> **TASK STATEMENT**:
Nothing but the records themselves, exactly as written and free of pictures, should appear in your response.

> **SOURCE RECORDS**:
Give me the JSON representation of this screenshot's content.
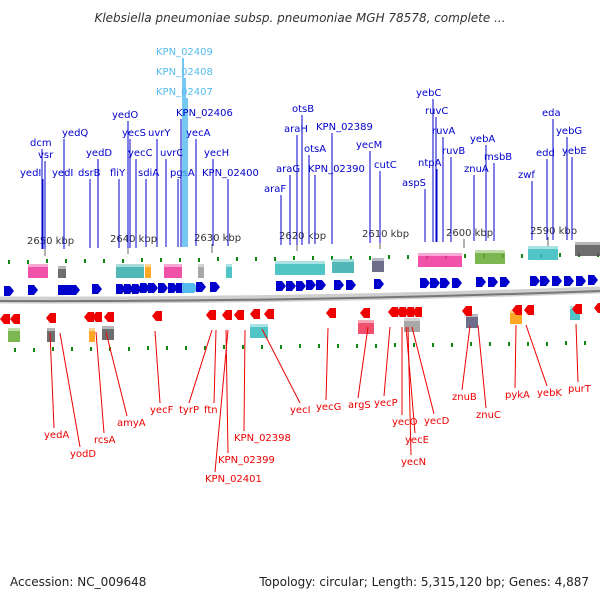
{
  "title": "Klebsiella pneumoniae subsp. pneumoniae MGH 78578, complete ...",
  "footer": {
    "accession": "Accession: NC_009648",
    "summary": "Topology: circular; Length: 5,315,120 bp; Genes: 4,887"
  },
  "colors": {
    "forward": "#0000cc",
    "forward_highlight": "#55bbee",
    "reverse": "#ee0000",
    "backbone": "#888888",
    "tick": "#118811"
  },
  "scale_labels": [
    "2650 kbp",
    "2640 kbp",
    "2630 kbp",
    "2620 kbp",
    "2610 kbp",
    "2600 kbp",
    "2590 kbp"
  ],
  "forward_genes": [
    {
      "name": "yedI",
      "highlight": false
    },
    {
      "name": "dcm",
      "highlight": false
    },
    {
      "name": "vsr",
      "highlight": false
    },
    {
      "name": "yedQ",
      "highlight": false
    },
    {
      "name": "yedI",
      "highlight": false
    },
    {
      "name": "dsrB",
      "highlight": false
    },
    {
      "name": "yedD",
      "highlight": false
    },
    {
      "name": "fliY",
      "highlight": false
    },
    {
      "name": "yedO",
      "highlight": false
    },
    {
      "name": "yecS",
      "highlight": false
    },
    {
      "name": "yecC",
      "highlight": false
    },
    {
      "name": "sdiA",
      "highlight": false
    },
    {
      "name": "uvrY",
      "highlight": false
    },
    {
      "name": "uvrC",
      "highlight": false
    },
    {
      "name": "pgsA",
      "highlight": false
    },
    {
      "name": "KPN_02409",
      "highlight": true
    },
    {
      "name": "KPN_02408",
      "highlight": true
    },
    {
      "name": "KPN_02407",
      "highlight": true
    },
    {
      "name": "KPN_02406",
      "highlight": false
    },
    {
      "name": "yecA",
      "highlight": false
    },
    {
      "name": "yecH",
      "highlight": false
    },
    {
      "name": "KPN_02400",
      "highlight": false
    },
    {
      "name": "araF",
      "highlight": false
    },
    {
      "name": "araG",
      "highlight": false
    },
    {
      "name": "araH",
      "highlight": false
    },
    {
      "name": "otsB",
      "highlight": false
    },
    {
      "name": "otsA",
      "highlight": false
    },
    {
      "name": "KPN_02390",
      "highlight": false
    },
    {
      "name": "KPN_02389",
      "highlight": false
    },
    {
      "name": "yecM",
      "highlight": false
    },
    {
      "name": "cutC",
      "highlight": false
    },
    {
      "name": "aspS",
      "highlight": false
    },
    {
      "name": "yebC",
      "highlight": false
    },
    {
      "name": "ruvC",
      "highlight": false
    },
    {
      "name": "ntpA",
      "highlight": false
    },
    {
      "name": "ruvA",
      "highlight": false
    },
    {
      "name": "ruvB",
      "highlight": false
    },
    {
      "name": "znuA",
      "highlight": false
    },
    {
      "name": "yebA",
      "highlight": false
    },
    {
      "name": "msbB",
      "highlight": false
    },
    {
      "name": "zwf",
      "highlight": false
    },
    {
      "name": "edd",
      "highlight": false
    },
    {
      "name": "eda",
      "highlight": false
    },
    {
      "name": "yebG",
      "highlight": false
    },
    {
      "name": "yebE",
      "highlight": false
    }
  ],
  "reverse_genes": [
    "yedA",
    "yodD",
    "rcsA",
    "amyA",
    "yecF",
    "tyrP",
    "ftn",
    "KPN_02398",
    "KPN_02399",
    "KPN_02401",
    "yecI",
    "yecG",
    "argS",
    "yecP",
    "yecO",
    "yecE",
    "yecN",
    "yecD",
    "znuB",
    "znuC",
    "pykA",
    "yebK",
    "purT"
  ]
}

> **RESULT FOR THIS TASK**:
Give me the JSON representation of this screenshot's content.
{
  "title": "Klebsiella pneumoniae subsp. pneumoniae MGH 78578, complete ...",
  "footer": {
    "accession": "Accession: NC_009648",
    "summary": "Topology: circular; Length: 5,315,120 bp; Genes: 4,887"
  },
  "colors": {
    "forward": "#0000cc",
    "forward_highlight": "#55bbee",
    "reverse": "#ee0000",
    "backbone": "#888888",
    "tick": "#118811"
  },
  "scale_labels": [
    "2650 kbp",
    "2640 kbp",
    "2630 kbp",
    "2620 kbp",
    "2610 kbp",
    "2600 kbp",
    "2590 kbp"
  ],
  "forward_genes": [
    {
      "name": "yedI",
      "highlight": false
    },
    {
      "name": "dcm",
      "highlight": false
    },
    {
      "name": "vsr",
      "highlight": false
    },
    {
      "name": "yedQ",
      "highlight": false
    },
    {
      "name": "yedI",
      "highlight": false
    },
    {
      "name": "dsrB",
      "highlight": false
    },
    {
      "name": "yedD",
      "highlight": false
    },
    {
      "name": "fliY",
      "highlight": false
    },
    {
      "name": "yedO",
      "highlight": false
    },
    {
      "name": "yecS",
      "highlight": false
    },
    {
      "name": "yecC",
      "highlight": false
    },
    {
      "name": "sdiA",
      "highlight": false
    },
    {
      "name": "uvrY",
      "highlight": false
    },
    {
      "name": "uvrC",
      "highlight": false
    },
    {
      "name": "pgsA",
      "highlight": false
    },
    {
      "name": "KPN_02409",
      "highlight": true
    },
    {
      "name": "KPN_02408",
      "highlight": true
    },
    {
      "name": "KPN_02407",
      "highlight": true
    },
    {
      "name": "KPN_02406",
      "highlight": false
    },
    {
      "name": "yecA",
      "highlight": false
    },
    {
      "name": "yecH",
      "highlight": false
    },
    {
      "name": "KPN_02400",
      "highlight": false
    },
    {
      "name": "araF",
      "highlight": false
    },
    {
      "name": "araG",
      "highlight": false
    },
    {
      "name": "araH",
      "highlight": false
    },
    {
      "name": "otsB",
      "highlight": false
    },
    {
      "name": "otsA",
      "highlight": false
    },
    {
      "name": "KPN_02390",
      "highlight": false
    },
    {
      "name": "KPN_02389",
      "highlight": false
    },
    {
      "name": "yecM",
      "highlight": false
    },
    {
      "name": "cutC",
      "highlight": false
    },
    {
      "name": "aspS",
      "highlight": false
    },
    {
      "name": "yebC",
      "highlight": false
    },
    {
      "name": "ruvC",
      "highlight": false
    },
    {
      "name": "ntpA",
      "highlight": false
    },
    {
      "name": "ruvA",
      "highlight": false
    },
    {
      "name": "ruvB",
      "highlight": false
    },
    {
      "name": "znuA",
      "highlight": false
    },
    {
      "name": "yebA",
      "highlight": false
    },
    {
      "name": "msbB",
      "highlight": false
    },
    {
      "name": "zwf",
      "highlight": false
    },
    {
      "name": "edd",
      "highlight": false
    },
    {
      "name": "eda",
      "highlight": false
    },
    {
      "name": "yebG",
      "highlight": false
    },
    {
      "name": "yebE",
      "highlight": false
    }
  ],
  "reverse_genes": [
    "yedA",
    "yodD",
    "rcsA",
    "amyA",
    "yecF",
    "tyrP",
    "ftn",
    "KPN_02398",
    "KPN_02399",
    "KPN_02401",
    "yecI",
    "yecG",
    "argS",
    "yecP",
    "yecO",
    "yecE",
    "yecN",
    "yecD",
    "znuB",
    "znuC",
    "pykA",
    "yebK",
    "purT"
  ]
}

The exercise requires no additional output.